§ **Short exercise**:
Copy the records below exactly as they are written.

§ **Records shown**:
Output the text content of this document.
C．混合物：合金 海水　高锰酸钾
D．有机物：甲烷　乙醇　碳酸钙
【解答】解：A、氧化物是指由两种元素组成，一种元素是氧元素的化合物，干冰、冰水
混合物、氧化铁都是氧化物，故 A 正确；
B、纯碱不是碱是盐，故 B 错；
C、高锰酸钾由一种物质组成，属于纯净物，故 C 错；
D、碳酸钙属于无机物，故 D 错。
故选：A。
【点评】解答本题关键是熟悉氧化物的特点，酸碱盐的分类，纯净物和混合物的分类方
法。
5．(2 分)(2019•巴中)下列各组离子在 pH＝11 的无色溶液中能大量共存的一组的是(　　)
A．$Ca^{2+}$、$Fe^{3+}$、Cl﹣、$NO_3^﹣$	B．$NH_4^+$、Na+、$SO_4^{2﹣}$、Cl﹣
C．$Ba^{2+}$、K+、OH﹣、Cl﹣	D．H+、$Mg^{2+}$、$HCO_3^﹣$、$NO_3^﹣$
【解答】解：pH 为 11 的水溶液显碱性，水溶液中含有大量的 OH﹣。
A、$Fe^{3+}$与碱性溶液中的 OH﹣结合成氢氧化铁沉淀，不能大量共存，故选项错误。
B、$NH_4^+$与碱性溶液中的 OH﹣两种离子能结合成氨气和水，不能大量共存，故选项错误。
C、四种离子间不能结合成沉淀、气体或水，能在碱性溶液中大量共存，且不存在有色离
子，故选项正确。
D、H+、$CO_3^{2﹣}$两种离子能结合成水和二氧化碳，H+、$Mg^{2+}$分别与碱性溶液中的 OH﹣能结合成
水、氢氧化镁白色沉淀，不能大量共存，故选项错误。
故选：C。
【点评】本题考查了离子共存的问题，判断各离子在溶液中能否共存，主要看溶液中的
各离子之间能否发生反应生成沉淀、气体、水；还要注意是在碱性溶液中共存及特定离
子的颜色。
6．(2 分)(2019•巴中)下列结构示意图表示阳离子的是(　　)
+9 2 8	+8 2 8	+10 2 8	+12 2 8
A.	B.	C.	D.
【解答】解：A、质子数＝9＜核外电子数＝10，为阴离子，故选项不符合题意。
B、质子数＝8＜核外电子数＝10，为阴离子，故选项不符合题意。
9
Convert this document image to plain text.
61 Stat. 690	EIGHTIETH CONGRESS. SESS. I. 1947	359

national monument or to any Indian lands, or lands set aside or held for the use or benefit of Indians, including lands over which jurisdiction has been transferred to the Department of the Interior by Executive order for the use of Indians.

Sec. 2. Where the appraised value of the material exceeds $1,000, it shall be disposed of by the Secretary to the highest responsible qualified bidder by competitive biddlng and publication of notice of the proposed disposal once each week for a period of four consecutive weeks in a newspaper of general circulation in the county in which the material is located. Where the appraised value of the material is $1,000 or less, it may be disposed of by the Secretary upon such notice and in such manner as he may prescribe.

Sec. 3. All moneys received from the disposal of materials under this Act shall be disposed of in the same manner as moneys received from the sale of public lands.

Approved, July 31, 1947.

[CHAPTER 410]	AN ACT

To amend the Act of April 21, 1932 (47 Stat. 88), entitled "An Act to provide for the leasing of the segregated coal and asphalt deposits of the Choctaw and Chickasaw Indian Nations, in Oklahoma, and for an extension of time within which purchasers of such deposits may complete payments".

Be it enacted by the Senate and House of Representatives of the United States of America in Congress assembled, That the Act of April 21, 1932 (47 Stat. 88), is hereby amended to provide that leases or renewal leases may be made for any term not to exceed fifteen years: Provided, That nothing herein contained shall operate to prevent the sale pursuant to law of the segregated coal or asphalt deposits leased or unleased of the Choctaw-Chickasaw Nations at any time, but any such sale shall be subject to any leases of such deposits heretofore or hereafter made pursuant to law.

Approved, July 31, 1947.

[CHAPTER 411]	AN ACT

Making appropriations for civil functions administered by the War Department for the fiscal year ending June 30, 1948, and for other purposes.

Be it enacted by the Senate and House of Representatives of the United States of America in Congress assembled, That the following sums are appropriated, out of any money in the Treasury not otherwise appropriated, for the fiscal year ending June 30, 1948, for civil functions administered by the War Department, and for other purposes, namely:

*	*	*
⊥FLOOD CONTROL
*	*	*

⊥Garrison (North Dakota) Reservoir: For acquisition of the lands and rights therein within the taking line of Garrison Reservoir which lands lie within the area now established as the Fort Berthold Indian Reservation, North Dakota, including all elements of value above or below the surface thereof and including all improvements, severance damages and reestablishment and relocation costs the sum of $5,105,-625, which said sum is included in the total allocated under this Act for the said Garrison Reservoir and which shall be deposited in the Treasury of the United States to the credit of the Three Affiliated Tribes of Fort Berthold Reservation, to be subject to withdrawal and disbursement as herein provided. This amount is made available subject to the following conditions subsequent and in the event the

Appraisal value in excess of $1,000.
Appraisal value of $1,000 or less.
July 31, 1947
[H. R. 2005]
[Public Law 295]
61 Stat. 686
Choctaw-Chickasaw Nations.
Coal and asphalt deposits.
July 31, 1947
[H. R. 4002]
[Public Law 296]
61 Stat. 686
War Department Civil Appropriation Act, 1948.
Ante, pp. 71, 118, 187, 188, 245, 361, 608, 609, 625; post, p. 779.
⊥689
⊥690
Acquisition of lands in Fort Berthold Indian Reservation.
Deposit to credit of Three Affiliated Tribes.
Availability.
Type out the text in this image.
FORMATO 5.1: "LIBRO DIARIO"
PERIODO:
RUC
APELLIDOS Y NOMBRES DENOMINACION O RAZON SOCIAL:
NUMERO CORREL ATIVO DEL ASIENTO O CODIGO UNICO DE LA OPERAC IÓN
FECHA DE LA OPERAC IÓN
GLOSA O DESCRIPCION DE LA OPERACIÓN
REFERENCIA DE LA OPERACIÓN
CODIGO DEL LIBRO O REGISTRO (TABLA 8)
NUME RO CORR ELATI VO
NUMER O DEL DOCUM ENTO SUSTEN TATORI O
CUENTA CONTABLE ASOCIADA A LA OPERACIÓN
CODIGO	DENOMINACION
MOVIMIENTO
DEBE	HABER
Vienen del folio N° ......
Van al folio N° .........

§ **Solved problem**:
Output the text content of this document.
C．混合物：合金 海水　高锰酸钾
D．有机物：甲烷　乙醇　碳酸钙
【解答】解：A、氧化物是指由两种元素组成，一种元素是氧元素的化合物，干冰、冰水
混合物、氧化铁都是氧化物，故 A 正确；
B、纯碱不是碱是盐，故 B 错；
C、高锰酸钾由一种物质组成，属于纯净物，故 C 错；
D、碳酸钙属于无机物，故 D 错。
故选：A。
【点评】解答本题关键是熟悉氧化物的特点，酸碱盐的分类，纯净物和混合物的分类方
法。
5．(2 分)(2019•巴中)下列各组离子在 pH＝11 的无色溶液中能大量共存的一组的是(　　)
A．$Ca^{2+}$、$Fe^{3+}$、Cl﹣、$NO_3^﹣$	B．$NH_4^+$、Na+、$SO_4^{2﹣}$、Cl﹣
C．$Ba^{2+}$、K+、OH﹣、Cl﹣	D．H+、$Mg^{2+}$、$HCO_3^﹣$、$NO_3^﹣$
【解答】解：pH 为 11 的水溶液显碱性，水溶液中含有大量的 OH﹣。
A、$Fe^{3+}$与碱性溶液中的 OH﹣结合成氢氧化铁沉淀，不能大量共存，故选项错误。
B、$NH_4^+$与碱性溶液中的 OH﹣两种离子能结合成氨气和水，不能大量共存，故选项错误。
C、四种离子间不能结合成沉淀、气体或水，能在碱性溶液中大量共存，且不存在有色离
子，故选项正确。
D、H+、$CO_3^{2﹣}$两种离子能结合成水和二氧化碳，H+、$Mg^{2+}$分别与碱性溶液中的 OH﹣能结合成
水、氢氧化镁白色沉淀，不能大量共存，故选项错误。
故选：C。
【点评】本题考查了离子共存的问题，判断各离子在溶液中能否共存，主要看溶液中的
各离子之间能否发生反应生成沉淀、气体、水；还要注意是在碱性溶液中共存及特定离
子的颜色。
6．(2 分)(2019•巴中)下列结构示意图表示阳离子的是(　　)
+9 2 8	+8 2 8	+10 2 8	+12 2 8
A.	B.	C.	D.
【解答】解：A、质子数＝9＜核外电子数＝10，为阴离子，故选项不符合题意。
B、质子数＝8＜核外电子数＝10，为阴离子，故选项不符合题意。
9
Convert this document image to plain text.
61 Stat. 690	EIGHTIETH CONGRESS. SESS. I. 1947	359

national monument or to any Indian lands, or lands set aside or held for the use or benefit of Indians, including lands over which jurisdiction has been transferred to the Department of the Interior by Executive order for the use of Indians.

Sec. 2. Where the appraised value of the material exceeds $1,000, it shall be disposed of by the Secretary to the highest responsible qualified bidder by competitive biddlng and publication of notice of the proposed disposal once each week for a period of four consecutive weeks in a newspaper of general circulation in the county in which the material is located. Where the appraised value of the material is $1,000 or less, it may be disposed of by the Secretary upon such notice and in such manner as he may prescribe.

Sec. 3. All moneys received from the disposal of materials under this Act shall be disposed of in the same manner as moneys received from the sale of public lands.

Approved, July 31, 1947.

[CHAPTER 410]	AN ACT

To amend the Act of April 21, 1932 (47 Stat. 88), entitled "An Act to provide for the leasing of the segregated coal and asphalt deposits of the Choctaw and Chickasaw Indian Nations, in Oklahoma, and for an extension of time within which purchasers of such deposits may complete payments".

Be it enacted by the Senate and House of Representatives of the United States of America in Congress assembled, That the Act of April 21, 1932 (47 Stat. 88), is hereby amended to provide that leases or renewal leases may be made for any term not to exceed fifteen years: Provided, That nothing herein contained shall operate to prevent the sale pursuant to law of the segregated coal or asphalt deposits leased or unleased of the Choctaw-Chickasaw Nations at any time, but any such sale shall be subject to any leases of such deposits heretofore or hereafter made pursuant to law.

Approved, July 31, 1947.

[CHAPTER 411]	AN ACT

Making appropriations for civil functions administered by the War Department for the fiscal year ending June 30, 1948, and for other purposes.

Be it enacted by the Senate and House of Representatives of the United States of America in Congress assembled, That the following sums are appropriated, out of any money in the Treasury not otherwise appropriated, for the fiscal year ending June 30, 1948, for civil functions administered by the War Department, and for other purposes, namely:

*	*	*
⊥FLOOD CONTROL
*	*	*

⊥Garrison (North Dakota) Reservoir: For acquisition of the lands and rights therein within the taking line of Garrison Reservoir which lands lie within the area now established as the Fort Berthold Indian Reservation, North Dakota, including all elements of value above or below the surface thereof and including all improvements, severance damages and reestablishment and relocation costs the sum of $5,105,-625, which said sum is included in the total allocated under this Act for the said Garrison Reservoir and which shall be deposited in the Treasury of the United States to the credit of the Three Affiliated Tribes of Fort Berthold Reservation, to be subject to withdrawal and disbursement as herein provided. This amount is made available subject to the following conditions subsequent and in the event the

Appraisal value in excess of $1,000.
Appraisal value of $1,000 or less.
July 31, 1947
[H. R. 2005]
[Public Law 295]
61 Stat. 686
Choctaw-Chickasaw Nations.
Coal and asphalt deposits.
July 31, 1947
[H. R. 4002]
[Public Law 296]
61 Stat. 686
War Department Civil Appropriation Act, 1948.
Ante, pp. 71, 118, 187, 188, 245, 361, 608, 609, 625; post, p. 779.
⊥689
⊥690
Acquisition of lands in Fort Berthold Indian Reservation.
Deposit to credit of Three Affiliated Tribes.
Availability.
Type out the text in this image.
FORMATO 5.1: "LIBRO DIARIO"
PERIODO:
RUC
APELLIDOS Y NOMBRES DENOMINACION O RAZON SOCIAL:
NUMERO CORREL ATIVO DEL ASIENTO O CODIGO UNICO DE LA OPERAC IÓN
FECHA DE LA OPERAC IÓN
GLOSA O DESCRIPCION DE LA OPERACIÓN
REFERENCIA DE LA OPERACIÓN
CODIGO DEL LIBRO O REGISTRO (TABLA 8)
NUME RO CORR ELATI VO
NUMER O DEL DOCUM ENTO SUSTEN TATORI O
CUENTA CONTABLE ASOCIADA A LA OPERACIÓN
CODIGO	DENOMINACION
MOVIMIENTO
DEBE	HABER
Vienen del folio N° ......
Van al folio N° .........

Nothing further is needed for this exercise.